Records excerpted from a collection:

** start **

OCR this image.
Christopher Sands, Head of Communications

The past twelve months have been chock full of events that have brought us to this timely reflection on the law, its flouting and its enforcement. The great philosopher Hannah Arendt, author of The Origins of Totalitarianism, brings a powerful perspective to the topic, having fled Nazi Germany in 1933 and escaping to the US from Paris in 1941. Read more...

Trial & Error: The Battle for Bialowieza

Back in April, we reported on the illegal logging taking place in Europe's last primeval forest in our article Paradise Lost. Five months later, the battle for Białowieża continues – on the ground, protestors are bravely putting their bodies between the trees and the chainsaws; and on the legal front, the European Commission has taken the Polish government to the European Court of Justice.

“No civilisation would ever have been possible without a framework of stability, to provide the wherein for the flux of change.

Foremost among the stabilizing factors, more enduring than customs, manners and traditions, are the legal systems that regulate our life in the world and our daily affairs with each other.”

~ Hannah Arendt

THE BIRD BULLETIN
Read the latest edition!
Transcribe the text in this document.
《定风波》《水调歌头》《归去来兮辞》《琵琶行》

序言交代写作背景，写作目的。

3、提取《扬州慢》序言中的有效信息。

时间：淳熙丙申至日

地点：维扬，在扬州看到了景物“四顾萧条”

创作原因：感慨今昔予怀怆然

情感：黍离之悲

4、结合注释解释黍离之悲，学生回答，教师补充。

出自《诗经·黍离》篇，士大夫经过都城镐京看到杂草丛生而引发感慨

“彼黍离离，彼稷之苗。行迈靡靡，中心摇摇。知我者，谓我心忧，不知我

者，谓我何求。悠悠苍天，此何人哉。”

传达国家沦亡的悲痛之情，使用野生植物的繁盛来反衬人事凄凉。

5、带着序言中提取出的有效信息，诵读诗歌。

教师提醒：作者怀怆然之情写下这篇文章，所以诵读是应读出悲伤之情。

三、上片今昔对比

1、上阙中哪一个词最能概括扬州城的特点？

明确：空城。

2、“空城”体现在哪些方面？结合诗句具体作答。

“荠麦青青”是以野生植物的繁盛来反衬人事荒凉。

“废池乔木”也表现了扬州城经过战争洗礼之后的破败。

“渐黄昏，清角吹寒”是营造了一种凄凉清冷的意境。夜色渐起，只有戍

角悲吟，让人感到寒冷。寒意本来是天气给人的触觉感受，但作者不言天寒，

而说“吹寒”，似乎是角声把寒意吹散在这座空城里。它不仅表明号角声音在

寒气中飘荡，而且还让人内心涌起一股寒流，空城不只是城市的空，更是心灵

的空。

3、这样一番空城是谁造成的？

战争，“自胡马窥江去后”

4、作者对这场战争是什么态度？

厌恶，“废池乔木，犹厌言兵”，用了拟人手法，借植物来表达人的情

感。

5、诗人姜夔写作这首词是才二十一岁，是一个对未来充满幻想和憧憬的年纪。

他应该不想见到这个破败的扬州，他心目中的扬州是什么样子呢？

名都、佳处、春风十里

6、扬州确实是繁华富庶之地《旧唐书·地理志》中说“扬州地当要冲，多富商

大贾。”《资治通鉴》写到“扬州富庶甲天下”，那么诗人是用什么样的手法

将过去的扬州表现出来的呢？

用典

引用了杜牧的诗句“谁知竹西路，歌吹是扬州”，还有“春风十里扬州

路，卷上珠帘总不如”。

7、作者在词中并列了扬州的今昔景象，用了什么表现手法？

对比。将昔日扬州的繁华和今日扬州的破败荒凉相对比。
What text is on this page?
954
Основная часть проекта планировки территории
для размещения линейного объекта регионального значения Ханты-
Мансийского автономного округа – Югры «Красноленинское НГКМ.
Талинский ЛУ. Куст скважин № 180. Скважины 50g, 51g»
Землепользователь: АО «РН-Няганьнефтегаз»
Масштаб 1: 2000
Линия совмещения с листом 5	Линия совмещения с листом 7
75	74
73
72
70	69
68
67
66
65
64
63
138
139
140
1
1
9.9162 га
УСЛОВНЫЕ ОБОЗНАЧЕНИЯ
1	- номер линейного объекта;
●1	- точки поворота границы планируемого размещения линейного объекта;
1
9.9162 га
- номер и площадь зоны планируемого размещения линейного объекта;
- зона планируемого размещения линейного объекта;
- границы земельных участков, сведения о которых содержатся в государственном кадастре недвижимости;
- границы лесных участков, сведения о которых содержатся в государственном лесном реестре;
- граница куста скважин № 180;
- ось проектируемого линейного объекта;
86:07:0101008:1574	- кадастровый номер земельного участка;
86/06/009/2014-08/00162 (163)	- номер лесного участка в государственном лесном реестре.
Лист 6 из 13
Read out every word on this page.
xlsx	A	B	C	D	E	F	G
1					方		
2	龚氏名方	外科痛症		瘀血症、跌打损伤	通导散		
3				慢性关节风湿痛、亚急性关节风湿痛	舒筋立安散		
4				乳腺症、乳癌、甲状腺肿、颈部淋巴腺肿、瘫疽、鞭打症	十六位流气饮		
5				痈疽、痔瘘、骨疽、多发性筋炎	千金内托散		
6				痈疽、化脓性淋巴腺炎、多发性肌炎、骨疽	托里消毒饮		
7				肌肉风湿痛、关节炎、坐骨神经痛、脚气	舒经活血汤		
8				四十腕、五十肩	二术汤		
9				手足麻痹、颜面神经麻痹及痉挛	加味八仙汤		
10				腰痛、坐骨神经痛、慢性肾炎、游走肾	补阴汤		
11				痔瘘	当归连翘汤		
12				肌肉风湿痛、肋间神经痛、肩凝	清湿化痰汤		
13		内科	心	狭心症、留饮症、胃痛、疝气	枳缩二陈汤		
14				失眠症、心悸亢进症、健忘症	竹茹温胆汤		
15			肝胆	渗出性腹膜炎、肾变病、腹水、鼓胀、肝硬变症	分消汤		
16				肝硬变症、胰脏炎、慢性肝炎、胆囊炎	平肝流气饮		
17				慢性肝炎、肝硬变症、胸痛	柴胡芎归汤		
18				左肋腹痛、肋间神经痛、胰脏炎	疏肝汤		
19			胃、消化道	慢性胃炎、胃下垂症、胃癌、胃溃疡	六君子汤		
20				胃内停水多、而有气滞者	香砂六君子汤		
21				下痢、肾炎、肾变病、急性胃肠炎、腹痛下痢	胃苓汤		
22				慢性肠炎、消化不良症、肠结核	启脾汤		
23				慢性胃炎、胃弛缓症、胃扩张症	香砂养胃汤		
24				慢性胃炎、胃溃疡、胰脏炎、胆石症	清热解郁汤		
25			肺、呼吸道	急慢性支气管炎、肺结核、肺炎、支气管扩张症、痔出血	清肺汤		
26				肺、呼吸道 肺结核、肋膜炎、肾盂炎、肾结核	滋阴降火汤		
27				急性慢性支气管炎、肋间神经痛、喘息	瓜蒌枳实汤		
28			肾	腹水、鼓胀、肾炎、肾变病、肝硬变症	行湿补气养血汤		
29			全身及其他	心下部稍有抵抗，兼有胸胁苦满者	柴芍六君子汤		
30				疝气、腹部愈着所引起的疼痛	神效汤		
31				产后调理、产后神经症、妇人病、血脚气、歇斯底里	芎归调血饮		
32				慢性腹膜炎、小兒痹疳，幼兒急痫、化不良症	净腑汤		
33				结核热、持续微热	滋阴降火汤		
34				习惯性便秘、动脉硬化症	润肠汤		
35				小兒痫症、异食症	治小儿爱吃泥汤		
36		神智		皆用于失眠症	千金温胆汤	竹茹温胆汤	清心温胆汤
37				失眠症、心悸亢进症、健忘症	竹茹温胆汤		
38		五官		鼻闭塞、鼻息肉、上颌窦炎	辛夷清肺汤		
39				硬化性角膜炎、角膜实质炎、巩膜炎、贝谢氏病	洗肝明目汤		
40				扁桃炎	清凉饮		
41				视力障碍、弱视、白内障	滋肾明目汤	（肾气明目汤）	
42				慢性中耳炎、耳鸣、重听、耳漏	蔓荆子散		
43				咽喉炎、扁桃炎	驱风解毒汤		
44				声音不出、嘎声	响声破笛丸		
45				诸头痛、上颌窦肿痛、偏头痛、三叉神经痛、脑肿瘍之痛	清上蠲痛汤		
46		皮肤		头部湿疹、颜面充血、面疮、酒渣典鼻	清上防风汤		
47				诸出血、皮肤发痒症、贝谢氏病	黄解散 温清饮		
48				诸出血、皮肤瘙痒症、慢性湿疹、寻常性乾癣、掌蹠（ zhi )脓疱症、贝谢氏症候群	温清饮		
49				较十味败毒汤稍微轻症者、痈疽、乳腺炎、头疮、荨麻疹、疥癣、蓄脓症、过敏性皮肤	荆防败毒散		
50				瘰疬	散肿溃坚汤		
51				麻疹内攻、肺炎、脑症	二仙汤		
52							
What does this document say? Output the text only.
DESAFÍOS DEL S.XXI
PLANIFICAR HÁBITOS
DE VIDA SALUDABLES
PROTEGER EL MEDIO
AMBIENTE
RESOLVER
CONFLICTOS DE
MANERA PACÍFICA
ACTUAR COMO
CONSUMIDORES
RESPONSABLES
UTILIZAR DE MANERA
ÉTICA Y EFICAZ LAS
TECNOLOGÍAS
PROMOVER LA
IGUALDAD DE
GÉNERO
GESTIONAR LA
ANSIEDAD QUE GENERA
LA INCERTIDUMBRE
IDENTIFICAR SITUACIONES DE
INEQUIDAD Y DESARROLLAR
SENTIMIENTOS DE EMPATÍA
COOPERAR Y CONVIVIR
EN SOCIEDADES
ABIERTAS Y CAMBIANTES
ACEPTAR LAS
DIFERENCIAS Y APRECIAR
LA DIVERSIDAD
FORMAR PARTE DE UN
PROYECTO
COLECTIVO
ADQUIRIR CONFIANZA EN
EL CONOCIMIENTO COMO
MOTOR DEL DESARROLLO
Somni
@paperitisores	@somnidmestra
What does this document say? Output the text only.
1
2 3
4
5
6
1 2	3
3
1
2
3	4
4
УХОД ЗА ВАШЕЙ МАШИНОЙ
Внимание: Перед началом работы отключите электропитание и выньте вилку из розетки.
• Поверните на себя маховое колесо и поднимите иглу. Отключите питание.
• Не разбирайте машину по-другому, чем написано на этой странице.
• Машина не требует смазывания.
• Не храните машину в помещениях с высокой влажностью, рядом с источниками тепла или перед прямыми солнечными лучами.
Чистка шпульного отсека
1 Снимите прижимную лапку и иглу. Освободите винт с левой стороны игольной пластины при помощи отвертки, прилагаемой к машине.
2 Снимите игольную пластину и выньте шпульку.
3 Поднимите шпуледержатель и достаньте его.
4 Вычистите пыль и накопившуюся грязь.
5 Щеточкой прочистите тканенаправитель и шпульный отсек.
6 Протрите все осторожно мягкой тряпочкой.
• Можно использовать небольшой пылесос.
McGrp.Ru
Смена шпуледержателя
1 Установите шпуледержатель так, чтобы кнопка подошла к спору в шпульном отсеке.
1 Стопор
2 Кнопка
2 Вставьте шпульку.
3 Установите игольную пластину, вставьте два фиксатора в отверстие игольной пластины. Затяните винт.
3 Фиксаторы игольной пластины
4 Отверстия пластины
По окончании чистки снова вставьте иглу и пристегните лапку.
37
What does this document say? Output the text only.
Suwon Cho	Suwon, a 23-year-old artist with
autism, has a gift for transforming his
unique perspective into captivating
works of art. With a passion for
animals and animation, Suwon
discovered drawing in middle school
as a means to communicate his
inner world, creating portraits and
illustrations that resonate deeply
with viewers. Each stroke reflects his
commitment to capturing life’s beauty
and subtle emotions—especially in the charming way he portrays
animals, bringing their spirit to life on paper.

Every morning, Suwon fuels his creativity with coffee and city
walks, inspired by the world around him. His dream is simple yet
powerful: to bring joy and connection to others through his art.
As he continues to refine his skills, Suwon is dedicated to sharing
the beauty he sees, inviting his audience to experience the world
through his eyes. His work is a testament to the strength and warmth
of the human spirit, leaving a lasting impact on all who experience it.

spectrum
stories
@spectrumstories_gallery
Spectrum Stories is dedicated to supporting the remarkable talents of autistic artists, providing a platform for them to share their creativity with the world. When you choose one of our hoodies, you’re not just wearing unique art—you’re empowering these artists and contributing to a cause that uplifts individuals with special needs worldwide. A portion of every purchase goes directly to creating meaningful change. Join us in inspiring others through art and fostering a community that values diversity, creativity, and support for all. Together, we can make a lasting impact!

** end **

> _What to work on_
Copy out every line with the word "линейного".

> _Exercise answer_
для размещения линейного объекта регионального значения Ханты-
1	- номер линейного объекта;
●1	- точки поворота границы планируемого размещения линейного объекта;
- номер и площадь зоны планируемого размещения линейного объекта;
- зона планируемого размещения линейного объекта;
- ось проектируемого линейного объекта;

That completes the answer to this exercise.